# Material shown start

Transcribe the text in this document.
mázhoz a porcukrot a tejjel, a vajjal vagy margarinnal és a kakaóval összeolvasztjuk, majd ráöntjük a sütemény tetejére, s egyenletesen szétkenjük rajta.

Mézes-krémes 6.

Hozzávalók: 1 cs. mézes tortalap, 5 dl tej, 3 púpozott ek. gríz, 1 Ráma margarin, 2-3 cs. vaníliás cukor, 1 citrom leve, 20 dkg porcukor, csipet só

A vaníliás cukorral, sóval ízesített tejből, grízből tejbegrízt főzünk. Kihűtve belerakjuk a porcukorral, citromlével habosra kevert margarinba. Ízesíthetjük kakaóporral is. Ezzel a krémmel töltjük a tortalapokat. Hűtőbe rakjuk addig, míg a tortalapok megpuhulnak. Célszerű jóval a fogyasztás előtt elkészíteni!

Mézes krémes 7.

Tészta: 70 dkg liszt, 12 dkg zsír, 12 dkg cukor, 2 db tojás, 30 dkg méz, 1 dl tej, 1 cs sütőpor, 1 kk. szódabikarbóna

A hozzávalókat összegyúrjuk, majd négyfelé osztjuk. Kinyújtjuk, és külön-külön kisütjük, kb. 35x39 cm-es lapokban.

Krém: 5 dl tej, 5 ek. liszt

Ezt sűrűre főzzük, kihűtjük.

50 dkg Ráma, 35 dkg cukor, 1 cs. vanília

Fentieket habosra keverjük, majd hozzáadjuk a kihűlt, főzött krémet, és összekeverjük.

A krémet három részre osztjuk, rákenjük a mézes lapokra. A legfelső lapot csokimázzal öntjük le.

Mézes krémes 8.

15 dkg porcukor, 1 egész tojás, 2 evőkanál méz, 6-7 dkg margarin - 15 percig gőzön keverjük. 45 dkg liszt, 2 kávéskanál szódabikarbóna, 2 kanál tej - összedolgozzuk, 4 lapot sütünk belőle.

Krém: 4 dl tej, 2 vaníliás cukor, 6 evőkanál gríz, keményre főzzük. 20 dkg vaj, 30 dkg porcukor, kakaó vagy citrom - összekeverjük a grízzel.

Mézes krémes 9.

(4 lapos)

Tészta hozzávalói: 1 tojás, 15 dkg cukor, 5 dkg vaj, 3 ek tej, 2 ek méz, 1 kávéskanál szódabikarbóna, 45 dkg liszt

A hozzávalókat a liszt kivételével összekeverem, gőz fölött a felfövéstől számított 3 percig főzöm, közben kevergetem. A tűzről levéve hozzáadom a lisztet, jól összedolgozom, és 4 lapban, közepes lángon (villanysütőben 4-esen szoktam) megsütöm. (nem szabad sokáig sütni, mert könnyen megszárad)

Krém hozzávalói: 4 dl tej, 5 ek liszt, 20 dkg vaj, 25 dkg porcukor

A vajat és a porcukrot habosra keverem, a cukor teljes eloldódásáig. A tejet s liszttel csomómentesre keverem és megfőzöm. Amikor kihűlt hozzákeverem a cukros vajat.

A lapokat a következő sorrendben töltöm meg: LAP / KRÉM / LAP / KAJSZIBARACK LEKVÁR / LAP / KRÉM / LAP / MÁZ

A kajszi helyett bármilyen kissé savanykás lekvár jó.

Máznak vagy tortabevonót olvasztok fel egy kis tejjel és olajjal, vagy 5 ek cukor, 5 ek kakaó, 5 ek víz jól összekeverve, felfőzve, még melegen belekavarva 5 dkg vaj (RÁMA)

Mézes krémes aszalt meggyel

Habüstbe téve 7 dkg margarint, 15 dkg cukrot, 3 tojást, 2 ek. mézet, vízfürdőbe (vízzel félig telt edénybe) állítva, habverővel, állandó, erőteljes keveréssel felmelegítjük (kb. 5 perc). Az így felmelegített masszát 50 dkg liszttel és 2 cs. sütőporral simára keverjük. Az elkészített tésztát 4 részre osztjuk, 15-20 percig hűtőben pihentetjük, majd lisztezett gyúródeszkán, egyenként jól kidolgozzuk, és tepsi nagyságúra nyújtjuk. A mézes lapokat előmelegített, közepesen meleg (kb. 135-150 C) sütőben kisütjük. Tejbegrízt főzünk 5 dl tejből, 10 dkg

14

# Material shown end

What is the number of lines above that contain "lapot"? Answer with that number only.

2